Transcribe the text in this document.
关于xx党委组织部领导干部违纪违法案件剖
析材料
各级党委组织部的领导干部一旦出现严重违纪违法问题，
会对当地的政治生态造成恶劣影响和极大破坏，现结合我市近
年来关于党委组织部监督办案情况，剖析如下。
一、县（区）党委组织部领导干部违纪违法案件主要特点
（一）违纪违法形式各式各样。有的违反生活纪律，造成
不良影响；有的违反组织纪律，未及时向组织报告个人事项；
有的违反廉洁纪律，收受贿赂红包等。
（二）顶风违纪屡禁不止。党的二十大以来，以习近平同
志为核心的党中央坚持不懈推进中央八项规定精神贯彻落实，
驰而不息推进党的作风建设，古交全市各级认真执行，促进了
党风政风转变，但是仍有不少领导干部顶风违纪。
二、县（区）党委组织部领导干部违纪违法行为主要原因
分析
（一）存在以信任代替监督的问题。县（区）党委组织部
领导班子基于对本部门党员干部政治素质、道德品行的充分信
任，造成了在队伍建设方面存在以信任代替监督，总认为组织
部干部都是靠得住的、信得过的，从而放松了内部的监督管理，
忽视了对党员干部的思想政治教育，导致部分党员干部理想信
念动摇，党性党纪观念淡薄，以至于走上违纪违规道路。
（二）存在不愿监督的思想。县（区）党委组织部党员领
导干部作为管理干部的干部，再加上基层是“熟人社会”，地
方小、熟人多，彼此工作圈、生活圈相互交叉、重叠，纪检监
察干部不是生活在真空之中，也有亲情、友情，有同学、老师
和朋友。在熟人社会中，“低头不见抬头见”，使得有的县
◇ ◇ ◇ ◇ ◇
__Objective__: Extract each line of the listing above, copying it word for word.

__Solution below__:
Transcribe the text in this document.
关于xx党委组织部领导干部违纪违法案件剖
析材料
各级党委组织部的领导干部一旦出现严重违纪违法问题，
会对当地的政治生态造成恶劣影响和极大破坏，现结合我市近
年来关于党委组织部监督办案情况，剖析如下。
一、县（区）党委组织部领导干部违纪违法案件主要特点
（一）违纪违法形式各式各样。有的违反生活纪律，造成
不良影响；有的违反组织纪律，未及时向组织报告个人事项；
有的违反廉洁纪律，收受贿赂红包等。
（二）顶风违纪屡禁不止。党的二十大以来，以习近平同
志为核心的党中央坚持不懈推进中央八项规定精神贯彻落实，
驰而不息推进党的作风建设，古交全市各级认真执行，促进了
党风政风转变，但是仍有不少领导干部顶风违纪。
二、县（区）党委组织部领导干部违纪违法行为主要原因
分析
（一）存在以信任代替监督的问题。县（区）党委组织部
领导班子基于对本部门党员干部政治素质、道德品行的充分信
任，造成了在队伍建设方面存在以信任代替监督，总认为组织
部干部都是靠得住的、信得过的，从而放松了内部的监督管理，
忽视了对党员干部的思想政治教育，导致部分党员干部理想信
念动摇，党性党纪观念淡薄，以至于走上违纪违规道路。
（二）存在不愿监督的思想。县（区）党委组织部党员领
导干部作为管理干部的干部，再加上基层是“熟人社会”，地
方小、熟人多，彼此工作圈、生活圈相互交叉、重叠，纪检监
察干部不是生活在真空之中，也有亲情、友情，有同学、老师
和朋友。在熟人社会中，“低头不见抬头见”，使得有的县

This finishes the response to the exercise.